Dataset records
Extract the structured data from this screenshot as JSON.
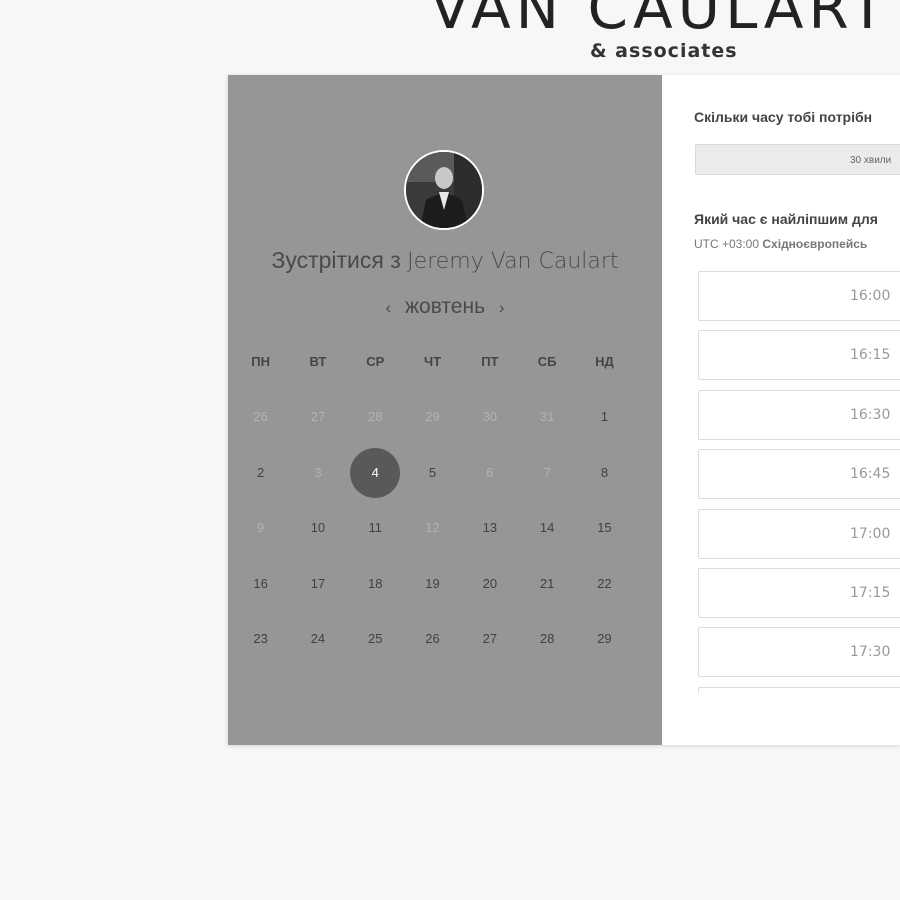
{
  "brand": {
    "title": "VAN CAULART",
    "subtitle": "& associates"
  },
  "calendar": {
    "meet_prefix": "Зустрітися з",
    "host_name": "Jeremy Van Caulart",
    "month_label": "жовтень",
    "prev_icon": "‹",
    "next_icon": "›",
    "weekdays": [
      "ПН",
      "ВТ",
      "СР",
      "ЧТ",
      "ПТ",
      "СБ",
      "НД"
    ],
    "weeks": [
      [
        "26",
        "27",
        "28",
        "29",
        "30",
        "31",
        "1"
      ],
      [
        "2",
        "3",
        "4",
        "5",
        "6",
        "7",
        "8"
      ],
      [
        "9",
        "10",
        "11",
        "12",
        "13",
        "14",
        "15"
      ],
      [
        "16",
        "17",
        "18",
        "19",
        "20",
        "21",
        "22"
      ],
      [
        "23",
        "24",
        "25",
        "26",
        "27",
        "28",
        "29"
      ]
    ],
    "selected_day": "4"
  },
  "booking": {
    "duration_question": "Скільки часу тобі потрібн",
    "duration_value": "30 хвили",
    "time_question": "Який час є найліпшим для",
    "timezone_offset": "UTC +03:00",
    "timezone_name": "Східноєвропейсь",
    "slots": [
      "16:00",
      "16:15",
      "16:30",
      "16:45",
      "17:00",
      "17:15",
      "17:30",
      ""
    ]
  },
  "colors": {
    "left_panel": "#969696",
    "selected_day_bg": "#595959",
    "page_bg": "#f7f7f7"
  }
}
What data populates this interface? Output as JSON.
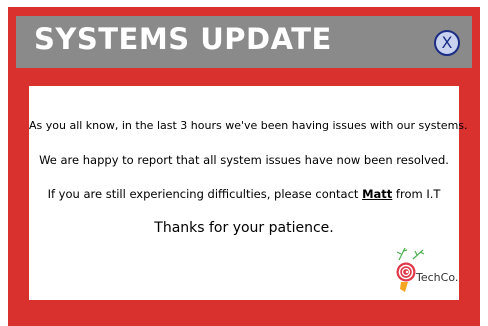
{
  "dialog": {
    "title": "SYSTEMS UPDATE",
    "close_label": "X"
  },
  "message": {
    "line1": "As you all know, in the last 3 hours we've been having issues with our systems.",
    "line2": "We are happy to report that all system issues have now been resolved.",
    "line3_prefix": "If you are still experiencing difficulties, please contact ",
    "line3_contact": "Matt",
    "line3_suffix": " from I.T",
    "line4": "Thanks for your patience."
  },
  "brand": {
    "name": "TechCo.",
    "logo_icon": "rose-icon"
  },
  "colors": {
    "frame": "#d8312e",
    "titlebar": "#8a8a8a",
    "close_button": "#c9d3f0",
    "close_border": "#1c2d86"
  }
}
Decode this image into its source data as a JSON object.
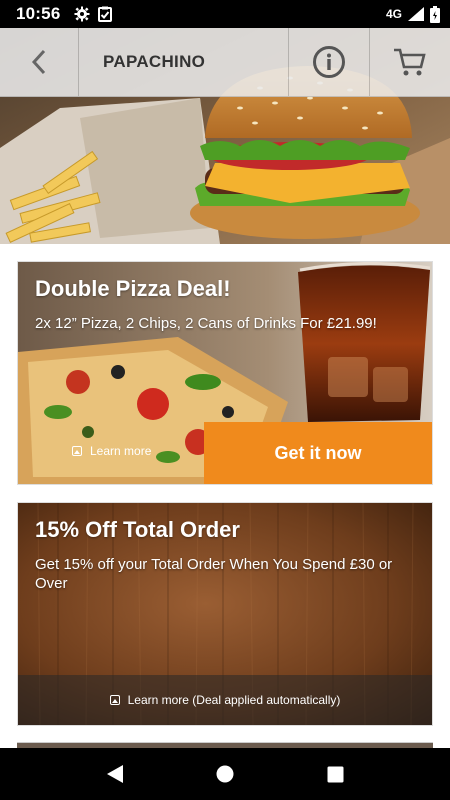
{
  "status_bar": {
    "time": "10:56",
    "network": "4G"
  },
  "header": {
    "title": "PAPACHINO"
  },
  "deals": [
    {
      "title": "Double Pizza Deal!",
      "description": "2x 12” Pizza, 2 Chips, 2 Cans of Drinks For £21.99!",
      "learn_more": "Learn more",
      "cta": "Get it now"
    },
    {
      "title": "15% Off Total Order",
      "description": "Get 15% off your Total Order When You Spend £30 or Over",
      "learn_more": "Learn more (Deal applied automatically)"
    }
  ],
  "colors": {
    "accent": "#f08a1c",
    "app_bar": "#ebebeb",
    "text_dark": "#333333"
  },
  "icons": [
    "back-arrow-icon",
    "info-icon",
    "cart-icon",
    "settings-icon",
    "clipboard-check-icon",
    "signal-icon",
    "battery-icon",
    "image-icon",
    "nav-back-icon",
    "nav-home-icon",
    "nav-recents-icon"
  ]
}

THE REQUEST: Copy the records exactly. Skip the pictures.

FINISHED TASK:
Extract the structured data from this screenshot as JSON.
{
  "brand": {
    "title": "VAN CAULART",
    "subtitle": "& associates"
  },
  "calendar": {
    "meet_prefix": "Зустрітися з",
    "host_name": "Jeremy Van Caulart",
    "month_label": "жовтень",
    "prev_icon": "‹",
    "next_icon": "›",
    "weekdays": [
      "ПН",
      "ВТ",
      "СР",
      "ЧТ",
      "ПТ",
      "СБ",
      "НД"
    ],
    "weeks": [
      [
        "26",
        "27",
        "28",
        "29",
        "30",
        "31",
        "1"
      ],
      [
        "2",
        "3",
        "4",
        "5",
        "6",
        "7",
        "8"
      ],
      [
        "9",
        "10",
        "11",
        "12",
        "13",
        "14",
        "15"
      ],
      [
        "16",
        "17",
        "18",
        "19",
        "20",
        "21",
        "22"
      ],
      [
        "23",
        "24",
        "25",
        "26",
        "27",
        "28",
        "29"
      ]
    ],
    "selected_day": "4"
  },
  "booking": {
    "duration_question": "Скільки часу тобі потрібн",
    "duration_value": "30 хвили",
    "time_question": "Який час є найліпшим для",
    "timezone_offset": "UTC +03:00",
    "timezone_name": "Східноєвропейсь",
    "slots": [
      "16:00",
      "16:15",
      "16:30",
      "16:45",
      "17:00",
      "17:15",
      "17:30",
      ""
    ]
  },
  "colors": {
    "left_panel": "#969696",
    "selected_day_bg": "#595959",
    "page_bg": "#f7f7f7"
  }
}
What data populates this interface? Output as JSON.
{
  "dialog": {
    "title": "SYSTEMS UPDATE",
    "close_label": "X"
  },
  "message": {
    "line1": "As you all know, in the last 3 hours we've been having issues with our systems.",
    "line2": "We are happy to report that all system issues have now been resolved.",
    "line3_prefix": "If you are still experiencing difficulties, please contact ",
    "line3_contact": "Matt",
    "line3_suffix": " from I.T",
    "line4": "Thanks for your patience."
  },
  "brand": {
    "name": "TechCo.",
    "logo_icon": "rose-icon"
  },
  "colors": {
    "frame": "#d8312e",
    "titlebar": "#8a8a8a",
    "close_button": "#c9d3f0",
    "close_border": "#1c2d86"
  }
}
Decode this image into its source data as a JSON object.
{
  "status_bar": {
    "time": "10:56",
    "network": "4G"
  },
  "header": {
    "title": "PAPACHINO"
  },
  "deals": [
    {
      "title": "Double Pizza Deal!",
      "description": "2x 12” Pizza, 2 Chips, 2 Cans of Drinks For £21.99!",
      "learn_more": "Learn more",
      "cta": "Get it now"
    },
    {
      "title": "15% Off Total Order",
      "description": "Get 15% off your Total Order When You Spend £30 or Over",
      "learn_more": "Learn more (Deal applied automatically)"
    }
  ],
  "colors": {
    "accent": "#f08a1c",
    "app_bar": "#ebebeb",
    "text_dark": "#333333"
  },
  "icons": [
    "back-arrow-icon",
    "info-icon",
    "cart-icon",
    "settings-icon",
    "clipboard-check-icon",
    "signal-icon",
    "battery-icon",
    "image-icon",
    "nav-back-icon",
    "nav-home-icon",
    "nav-recents-icon"
  ]
}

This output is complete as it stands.